## GIVEN PROBLEM
Count every line where "Touch" shows up, and give that number only.

(Dataset entries)
■ ■ ■ ■ ■
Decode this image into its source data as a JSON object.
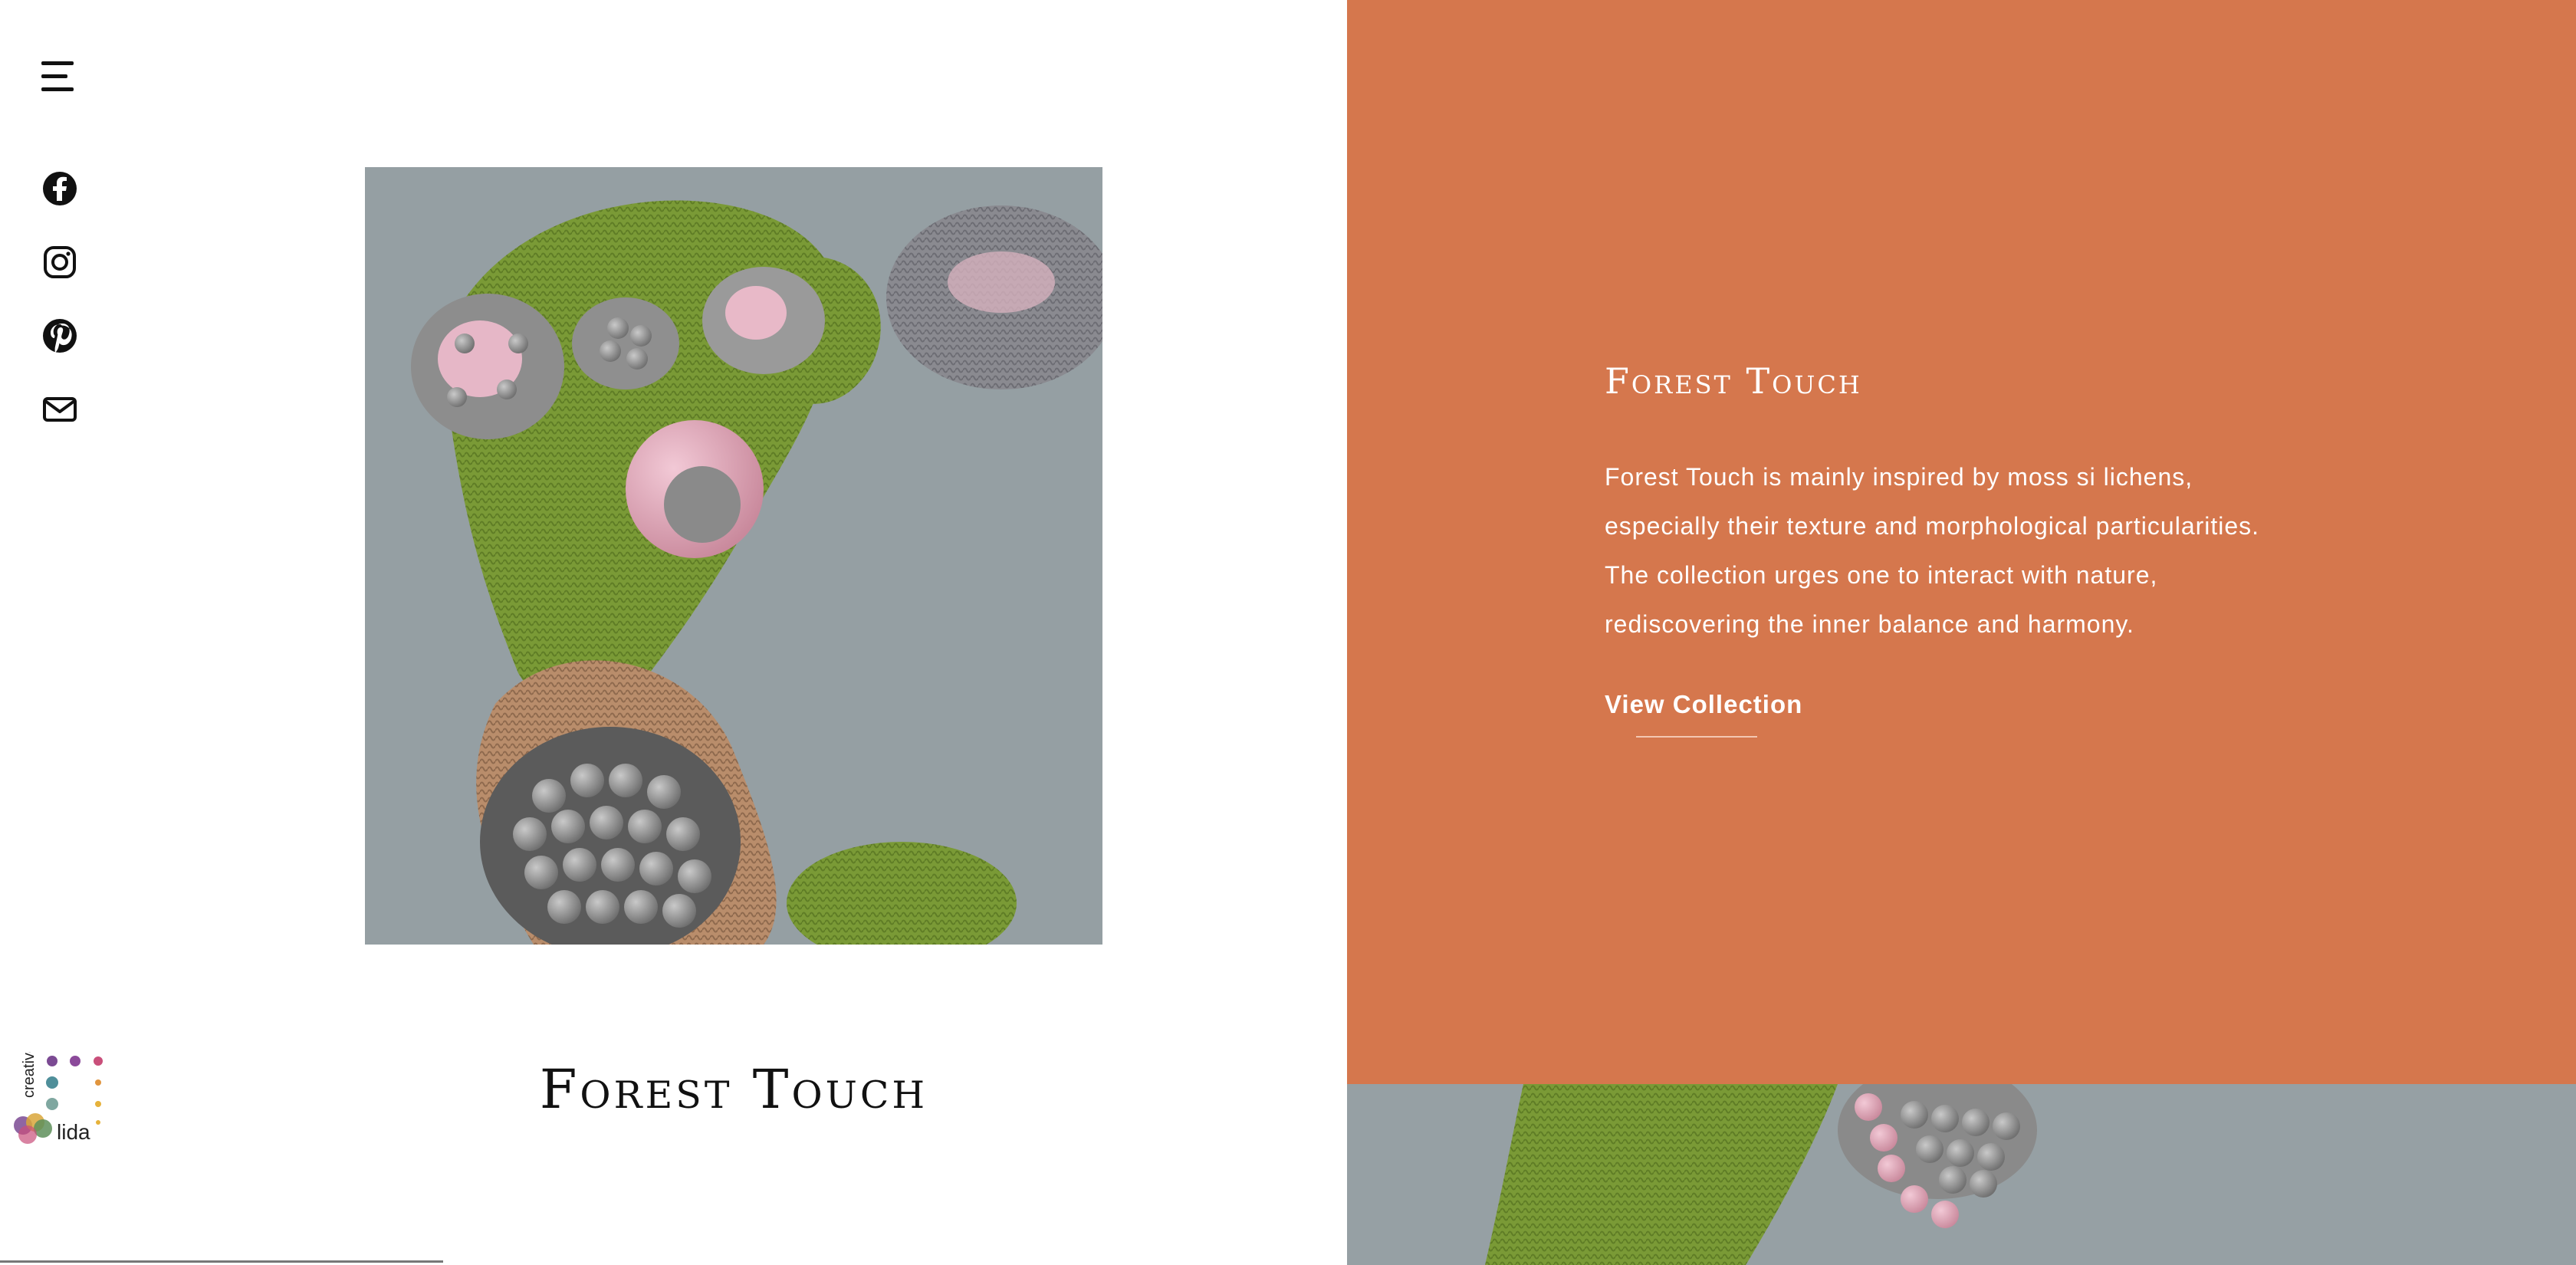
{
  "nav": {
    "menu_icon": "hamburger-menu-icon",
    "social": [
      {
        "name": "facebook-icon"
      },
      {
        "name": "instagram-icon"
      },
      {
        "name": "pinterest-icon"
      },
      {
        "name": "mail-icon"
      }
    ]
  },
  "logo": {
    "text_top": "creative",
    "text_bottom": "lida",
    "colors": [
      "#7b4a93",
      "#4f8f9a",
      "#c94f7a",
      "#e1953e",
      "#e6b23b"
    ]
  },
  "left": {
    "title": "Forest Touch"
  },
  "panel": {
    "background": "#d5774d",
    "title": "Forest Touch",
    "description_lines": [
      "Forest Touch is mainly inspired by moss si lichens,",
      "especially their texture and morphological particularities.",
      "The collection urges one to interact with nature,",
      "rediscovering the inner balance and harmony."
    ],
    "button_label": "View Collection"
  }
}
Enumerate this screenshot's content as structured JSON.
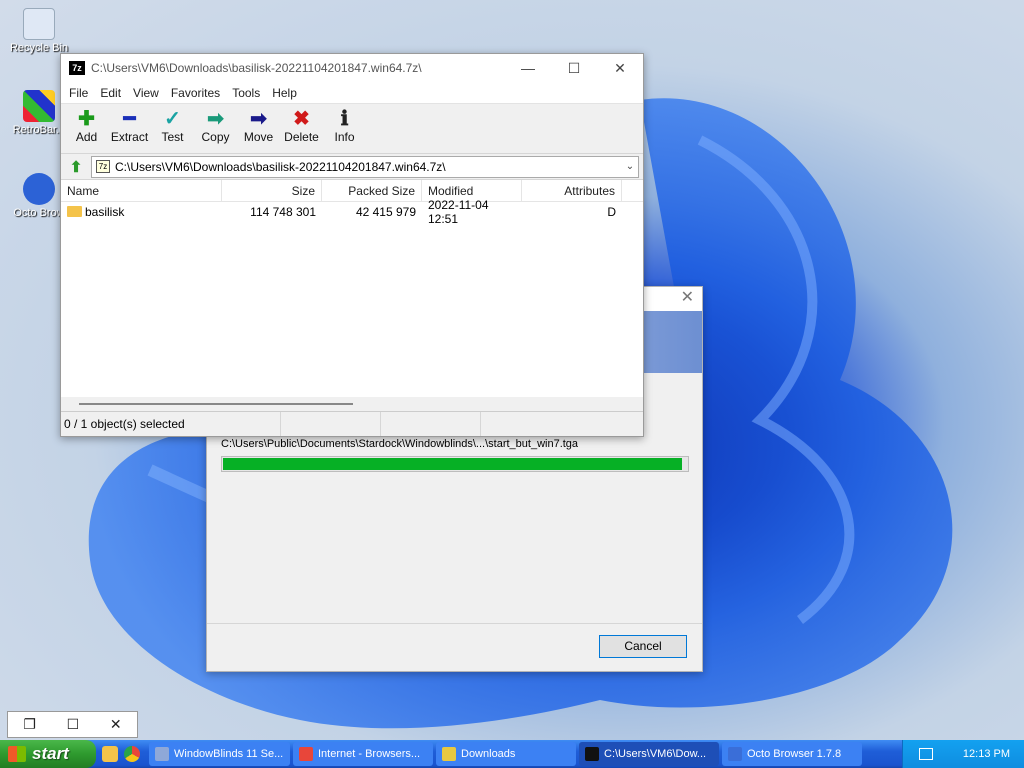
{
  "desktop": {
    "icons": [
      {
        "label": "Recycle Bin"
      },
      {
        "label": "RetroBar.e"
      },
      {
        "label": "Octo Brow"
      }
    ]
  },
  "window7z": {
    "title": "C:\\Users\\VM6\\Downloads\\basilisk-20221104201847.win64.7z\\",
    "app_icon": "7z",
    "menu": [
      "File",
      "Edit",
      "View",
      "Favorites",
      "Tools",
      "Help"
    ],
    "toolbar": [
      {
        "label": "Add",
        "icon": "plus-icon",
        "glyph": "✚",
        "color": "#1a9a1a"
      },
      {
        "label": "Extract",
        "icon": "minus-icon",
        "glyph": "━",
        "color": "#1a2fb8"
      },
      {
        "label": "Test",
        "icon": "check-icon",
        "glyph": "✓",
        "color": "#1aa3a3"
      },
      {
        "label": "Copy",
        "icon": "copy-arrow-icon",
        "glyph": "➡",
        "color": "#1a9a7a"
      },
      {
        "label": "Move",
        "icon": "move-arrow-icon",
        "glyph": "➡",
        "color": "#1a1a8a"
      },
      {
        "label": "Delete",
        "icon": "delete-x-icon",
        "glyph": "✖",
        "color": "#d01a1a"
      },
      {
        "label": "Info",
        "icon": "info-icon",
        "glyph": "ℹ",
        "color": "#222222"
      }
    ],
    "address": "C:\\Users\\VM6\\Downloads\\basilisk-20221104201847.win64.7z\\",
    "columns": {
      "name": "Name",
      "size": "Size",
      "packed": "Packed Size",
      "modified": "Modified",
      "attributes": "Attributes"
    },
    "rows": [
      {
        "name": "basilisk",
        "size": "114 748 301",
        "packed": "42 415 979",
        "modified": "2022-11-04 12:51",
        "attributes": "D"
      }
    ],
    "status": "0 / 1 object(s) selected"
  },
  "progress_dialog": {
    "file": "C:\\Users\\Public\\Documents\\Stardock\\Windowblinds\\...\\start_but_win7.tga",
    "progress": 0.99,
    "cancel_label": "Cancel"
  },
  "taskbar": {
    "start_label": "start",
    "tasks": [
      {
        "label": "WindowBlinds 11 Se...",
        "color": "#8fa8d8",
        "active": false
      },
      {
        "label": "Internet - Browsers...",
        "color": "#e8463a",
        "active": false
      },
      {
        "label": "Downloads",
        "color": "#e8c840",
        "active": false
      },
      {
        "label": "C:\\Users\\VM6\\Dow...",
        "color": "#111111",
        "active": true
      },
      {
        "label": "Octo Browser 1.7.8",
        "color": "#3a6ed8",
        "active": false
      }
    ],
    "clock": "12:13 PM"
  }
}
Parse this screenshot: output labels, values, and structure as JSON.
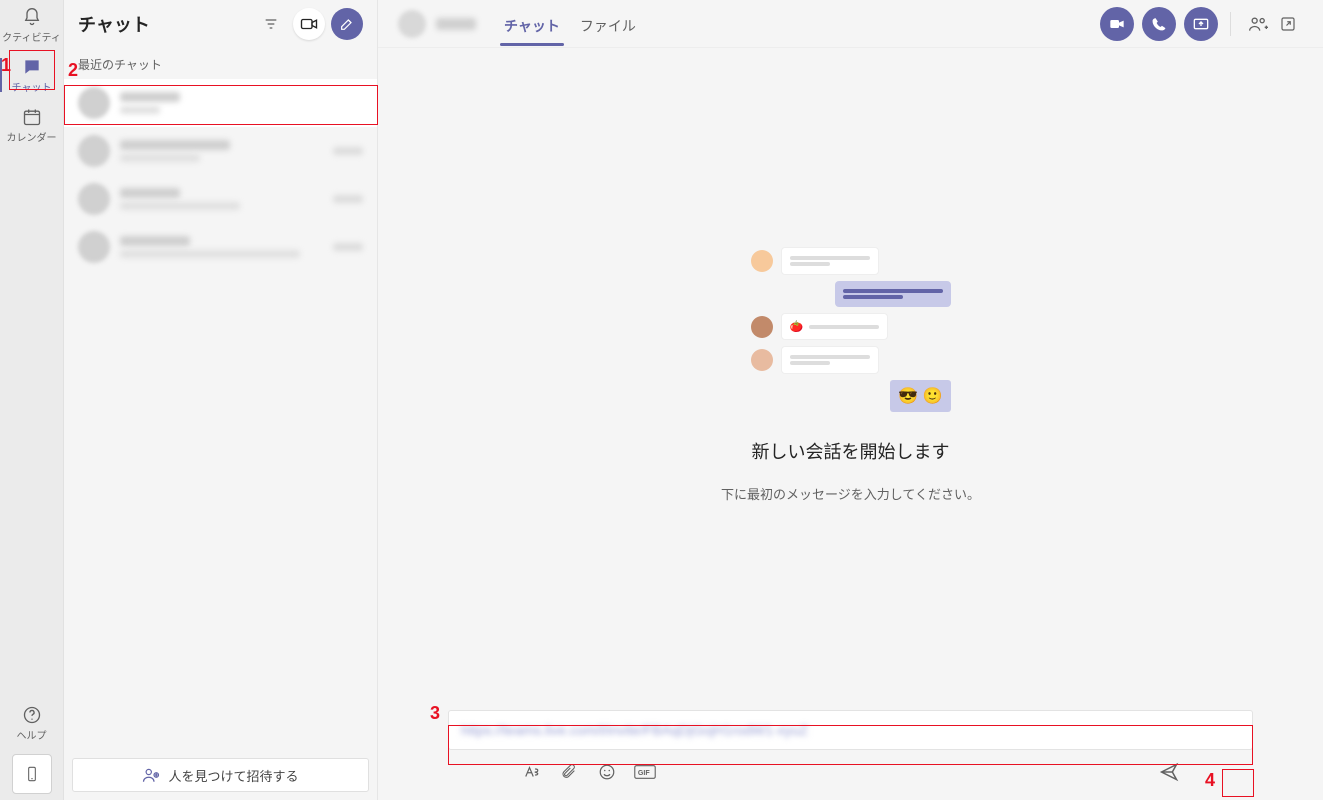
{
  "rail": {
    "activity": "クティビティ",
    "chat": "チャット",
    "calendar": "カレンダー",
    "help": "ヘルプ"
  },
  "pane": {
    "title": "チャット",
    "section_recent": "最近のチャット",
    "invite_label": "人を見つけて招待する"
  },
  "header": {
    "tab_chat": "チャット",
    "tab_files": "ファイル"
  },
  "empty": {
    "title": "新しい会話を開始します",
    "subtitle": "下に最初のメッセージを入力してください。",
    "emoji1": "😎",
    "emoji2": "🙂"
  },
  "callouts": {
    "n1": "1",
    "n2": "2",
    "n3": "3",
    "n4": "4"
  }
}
■ ■ ■ ■ ■
## OUTPUT OF THE TASK
3